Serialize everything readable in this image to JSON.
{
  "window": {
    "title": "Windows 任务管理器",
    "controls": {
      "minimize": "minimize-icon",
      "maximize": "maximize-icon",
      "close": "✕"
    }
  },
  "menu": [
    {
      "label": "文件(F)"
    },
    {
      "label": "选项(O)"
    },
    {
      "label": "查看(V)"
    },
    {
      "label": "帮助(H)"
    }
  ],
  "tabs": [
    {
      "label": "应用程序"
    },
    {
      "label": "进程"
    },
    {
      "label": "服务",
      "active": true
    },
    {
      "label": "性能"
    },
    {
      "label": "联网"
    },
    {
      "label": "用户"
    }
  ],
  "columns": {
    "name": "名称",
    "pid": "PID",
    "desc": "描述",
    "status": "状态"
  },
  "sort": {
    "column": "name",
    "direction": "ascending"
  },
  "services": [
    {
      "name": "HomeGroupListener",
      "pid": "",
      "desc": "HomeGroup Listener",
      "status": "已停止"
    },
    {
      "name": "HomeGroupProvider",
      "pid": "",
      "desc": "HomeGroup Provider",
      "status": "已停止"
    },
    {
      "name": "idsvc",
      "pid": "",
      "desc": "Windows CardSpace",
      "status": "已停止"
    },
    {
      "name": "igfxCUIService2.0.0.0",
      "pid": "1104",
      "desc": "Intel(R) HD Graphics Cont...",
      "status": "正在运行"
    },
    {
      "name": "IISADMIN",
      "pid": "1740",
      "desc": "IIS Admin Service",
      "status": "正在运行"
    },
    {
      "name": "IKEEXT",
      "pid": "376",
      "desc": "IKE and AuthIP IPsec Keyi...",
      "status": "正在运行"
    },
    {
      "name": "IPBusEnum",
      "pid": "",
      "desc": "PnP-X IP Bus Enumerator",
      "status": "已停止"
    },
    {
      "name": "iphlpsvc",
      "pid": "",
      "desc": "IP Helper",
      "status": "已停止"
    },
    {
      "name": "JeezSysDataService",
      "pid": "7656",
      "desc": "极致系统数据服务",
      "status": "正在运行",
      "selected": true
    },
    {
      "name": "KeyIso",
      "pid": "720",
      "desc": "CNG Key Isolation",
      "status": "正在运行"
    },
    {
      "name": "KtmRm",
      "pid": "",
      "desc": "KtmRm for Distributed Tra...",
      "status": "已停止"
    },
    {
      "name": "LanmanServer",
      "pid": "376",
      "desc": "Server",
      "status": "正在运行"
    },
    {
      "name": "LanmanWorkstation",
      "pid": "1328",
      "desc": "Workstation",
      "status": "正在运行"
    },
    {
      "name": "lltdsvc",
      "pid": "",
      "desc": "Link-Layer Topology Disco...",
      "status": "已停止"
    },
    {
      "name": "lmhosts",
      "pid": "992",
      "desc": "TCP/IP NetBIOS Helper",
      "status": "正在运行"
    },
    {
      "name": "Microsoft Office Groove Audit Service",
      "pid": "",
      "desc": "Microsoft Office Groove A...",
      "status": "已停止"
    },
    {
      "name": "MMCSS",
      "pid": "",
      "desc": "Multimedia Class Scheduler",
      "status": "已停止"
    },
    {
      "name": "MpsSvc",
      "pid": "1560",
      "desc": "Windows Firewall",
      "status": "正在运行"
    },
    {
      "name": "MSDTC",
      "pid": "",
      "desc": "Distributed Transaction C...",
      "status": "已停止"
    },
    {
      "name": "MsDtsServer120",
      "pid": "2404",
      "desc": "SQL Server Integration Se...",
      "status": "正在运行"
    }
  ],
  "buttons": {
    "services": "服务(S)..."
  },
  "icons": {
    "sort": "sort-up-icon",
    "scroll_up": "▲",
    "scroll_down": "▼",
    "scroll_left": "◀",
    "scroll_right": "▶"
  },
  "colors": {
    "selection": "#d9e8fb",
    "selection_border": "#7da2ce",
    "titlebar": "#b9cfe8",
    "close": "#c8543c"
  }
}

§

Directions:
Each entry must be reproduced verbatim.

Result for this exercise:
Serialize everything readable in this image to JSON.
{
  "window": {
    "title": "Windows 任务管理器",
    "controls": {
      "minimize": "minimize-icon",
      "maximize": "maximize-icon",
      "close": "✕"
    }
  },
  "menu": [
    {
      "label": "文件(F)"
    },
    {
      "label": "选项(O)"
    },
    {
      "label": "查看(V)"
    },
    {
      "label": "帮助(H)"
    }
  ],
  "tabs": [
    {
      "label": "应用程序"
    },
    {
      "label": "进程"
    },
    {
      "label": "服务",
      "active": true
    },
    {
      "label": "性能"
    },
    {
      "label": "联网"
    },
    {
      "label": "用户"
    }
  ],
  "columns": {
    "name": "名称",
    "pid": "PID",
    "desc": "描述",
    "status": "状态"
  },
  "sort": {
    "column": "name",
    "direction": "ascending"
  },
  "services": [
    {
      "name": "HomeGroupListener",
      "pid": "",
      "desc": "HomeGroup Listener",
      "status": "已停止"
    },
    {
      "name": "HomeGroupProvider",
      "pid": "",
      "desc": "HomeGroup Provider",
      "status": "已停止"
    },
    {
      "name": "idsvc",
      "pid": "",
      "desc": "Windows CardSpace",
      "status": "已停止"
    },
    {
      "name": "igfxCUIService2.0.0.0",
      "pid": "1104",
      "desc": "Intel(R) HD Graphics Cont...",
      "status": "正在运行"
    },
    {
      "name": "IISADMIN",
      "pid": "1740",
      "desc": "IIS Admin Service",
      "status": "正在运行"
    },
    {
      "name": "IKEEXT",
      "pid": "376",
      "desc": "IKE and AuthIP IPsec Keyi...",
      "status": "正在运行"
    },
    {
      "name": "IPBusEnum",
      "pid": "",
      "desc": "PnP-X IP Bus Enumerator",
      "status": "已停止"
    },
    {
      "name": "iphlpsvc",
      "pid": "",
      "desc": "IP Helper",
      "status": "已停止"
    },
    {
      "name": "JeezSysDataService",
      "pid": "7656",
      "desc": "极致系统数据服务",
      "status": "正在运行",
      "selected": true
    },
    {
      "name": "KeyIso",
      "pid": "720",
      "desc": "CNG Key Isolation",
      "status": "正在运行"
    },
    {
      "name": "KtmRm",
      "pid": "",
      "desc": "KtmRm for Distributed Tra...",
      "status": "已停止"
    },
    {
      "name": "LanmanServer",
      "pid": "376",
      "desc": "Server",
      "status": "正在运行"
    },
    {
      "name": "LanmanWorkstation",
      "pid": "1328",
      "desc": "Workstation",
      "status": "正在运行"
    },
    {
      "name": "lltdsvc",
      "pid": "",
      "desc": "Link-Layer Topology Disco...",
      "status": "已停止"
    },
    {
      "name": "lmhosts",
      "pid": "992",
      "desc": "TCP/IP NetBIOS Helper",
      "status": "正在运行"
    },
    {
      "name": "Microsoft Office Groove Audit Service",
      "pid": "",
      "desc": "Microsoft Office Groove A...",
      "status": "已停止"
    },
    {
      "name": "MMCSS",
      "pid": "",
      "desc": "Multimedia Class Scheduler",
      "status": "已停止"
    },
    {
      "name": "MpsSvc",
      "pid": "1560",
      "desc": "Windows Firewall",
      "status": "正在运行"
    },
    {
      "name": "MSDTC",
      "pid": "",
      "desc": "Distributed Transaction C...",
      "status": "已停止"
    },
    {
      "name": "MsDtsServer120",
      "pid": "2404",
      "desc": "SQL Server Integration Se...",
      "status": "正在运行"
    }
  ],
  "buttons": {
    "services": "服务(S)..."
  },
  "icons": {
    "sort": "sort-up-icon",
    "scroll_up": "▲",
    "scroll_down": "▼",
    "scroll_left": "◀",
    "scroll_right": "▶"
  },
  "colors": {
    "selection": "#d9e8fb",
    "selection_border": "#7da2ce",
    "titlebar": "#b9cfe8",
    "close": "#c8543c"
  }
}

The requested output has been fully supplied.